WORKING DATA:
◇ ◇ ◇

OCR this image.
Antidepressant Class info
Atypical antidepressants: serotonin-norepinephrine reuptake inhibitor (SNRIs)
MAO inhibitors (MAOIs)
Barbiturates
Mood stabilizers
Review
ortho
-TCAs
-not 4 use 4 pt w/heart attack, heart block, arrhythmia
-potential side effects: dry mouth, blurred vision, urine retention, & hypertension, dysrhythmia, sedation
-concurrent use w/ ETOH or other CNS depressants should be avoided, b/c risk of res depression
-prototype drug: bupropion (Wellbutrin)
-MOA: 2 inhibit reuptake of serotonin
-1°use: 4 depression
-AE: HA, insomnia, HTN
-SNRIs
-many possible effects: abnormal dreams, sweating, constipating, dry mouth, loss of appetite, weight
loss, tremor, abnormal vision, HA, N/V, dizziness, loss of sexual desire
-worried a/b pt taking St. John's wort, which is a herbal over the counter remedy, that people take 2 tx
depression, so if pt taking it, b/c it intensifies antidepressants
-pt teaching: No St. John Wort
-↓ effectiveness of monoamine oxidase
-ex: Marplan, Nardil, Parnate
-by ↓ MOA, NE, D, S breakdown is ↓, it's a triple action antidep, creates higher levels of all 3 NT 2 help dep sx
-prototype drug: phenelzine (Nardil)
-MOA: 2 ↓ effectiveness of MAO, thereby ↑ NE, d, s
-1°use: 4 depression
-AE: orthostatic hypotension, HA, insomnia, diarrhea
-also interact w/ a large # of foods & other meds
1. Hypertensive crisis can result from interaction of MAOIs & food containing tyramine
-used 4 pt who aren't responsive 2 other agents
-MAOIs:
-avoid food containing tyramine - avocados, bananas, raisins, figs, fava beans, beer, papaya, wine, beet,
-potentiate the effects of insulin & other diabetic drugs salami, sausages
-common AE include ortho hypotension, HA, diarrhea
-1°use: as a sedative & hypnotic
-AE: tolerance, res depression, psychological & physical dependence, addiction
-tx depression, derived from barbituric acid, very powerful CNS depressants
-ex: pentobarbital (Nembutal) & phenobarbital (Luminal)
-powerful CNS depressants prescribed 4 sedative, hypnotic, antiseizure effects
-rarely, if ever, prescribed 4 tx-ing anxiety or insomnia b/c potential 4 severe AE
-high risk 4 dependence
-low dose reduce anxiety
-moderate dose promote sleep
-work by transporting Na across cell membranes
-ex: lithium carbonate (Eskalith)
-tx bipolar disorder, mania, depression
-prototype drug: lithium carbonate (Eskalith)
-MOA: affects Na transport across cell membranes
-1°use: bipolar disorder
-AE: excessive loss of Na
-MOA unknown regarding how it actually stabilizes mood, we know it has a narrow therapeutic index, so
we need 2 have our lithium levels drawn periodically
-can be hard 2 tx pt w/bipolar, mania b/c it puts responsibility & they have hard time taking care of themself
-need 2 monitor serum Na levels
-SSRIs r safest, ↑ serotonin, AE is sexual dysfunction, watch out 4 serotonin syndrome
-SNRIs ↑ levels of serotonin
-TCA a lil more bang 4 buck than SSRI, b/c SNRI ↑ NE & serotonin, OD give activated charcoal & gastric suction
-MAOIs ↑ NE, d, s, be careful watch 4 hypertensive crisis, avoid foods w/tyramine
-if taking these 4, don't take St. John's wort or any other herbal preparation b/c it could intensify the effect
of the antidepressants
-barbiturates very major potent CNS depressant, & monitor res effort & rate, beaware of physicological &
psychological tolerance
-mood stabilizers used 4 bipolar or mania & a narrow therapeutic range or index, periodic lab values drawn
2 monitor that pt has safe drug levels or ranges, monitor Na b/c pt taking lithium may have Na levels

◇ ◇ ◇

TASK REQUIREMENTS: Show every line of the records above that contains the word "antidepressants".

REPLY:
Atypical antidepressants: serotonin-norepinephrine reuptake inhibitor (SNRIs)
depression, so if pt taking it, b/c it intensifies antidepressants
of the antidepressants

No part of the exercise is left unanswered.